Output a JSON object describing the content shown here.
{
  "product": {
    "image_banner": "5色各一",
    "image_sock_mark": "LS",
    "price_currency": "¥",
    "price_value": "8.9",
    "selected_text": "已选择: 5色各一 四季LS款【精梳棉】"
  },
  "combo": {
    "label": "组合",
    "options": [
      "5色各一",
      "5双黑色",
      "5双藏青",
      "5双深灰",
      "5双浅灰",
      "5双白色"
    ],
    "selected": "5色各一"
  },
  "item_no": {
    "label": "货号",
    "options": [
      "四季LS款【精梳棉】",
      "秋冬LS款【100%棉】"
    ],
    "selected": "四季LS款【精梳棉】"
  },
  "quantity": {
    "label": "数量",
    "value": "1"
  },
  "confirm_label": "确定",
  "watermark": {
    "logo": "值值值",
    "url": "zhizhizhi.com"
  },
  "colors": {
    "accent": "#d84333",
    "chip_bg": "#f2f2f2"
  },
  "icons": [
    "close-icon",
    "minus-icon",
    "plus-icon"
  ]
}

==========

STATED PROBLEM: All of the entries above should be written out again exactly.

RESPONSE TO THIS EXERCISE:
Output a JSON object describing the content shown here.
{
  "product": {
    "image_banner": "5色各一",
    "image_sock_mark": "LS",
    "price_currency": "¥",
    "price_value": "8.9",
    "selected_text": "已选择: 5色各一 四季LS款【精梳棉】"
  },
  "combo": {
    "label": "组合",
    "options": [
      "5色各一",
      "5双黑色",
      "5双藏青",
      "5双深灰",
      "5双浅灰",
      "5双白色"
    ],
    "selected": "5色各一"
  },
  "item_no": {
    "label": "货号",
    "options": [
      "四季LS款【精梳棉】",
      "秋冬LS款【100%棉】"
    ],
    "selected": "四季LS款【精梳棉】"
  },
  "quantity": {
    "label": "数量",
    "value": "1"
  },
  "confirm_label": "确定",
  "watermark": {
    "logo": "值值值",
    "url": "zhizhizhi.com"
  },
  "colors": {
    "accent": "#d84333",
    "chip_bg": "#f2f2f2"
  },
  "icons": [
    "close-icon",
    "minus-icon",
    "plus-icon"
  ]
}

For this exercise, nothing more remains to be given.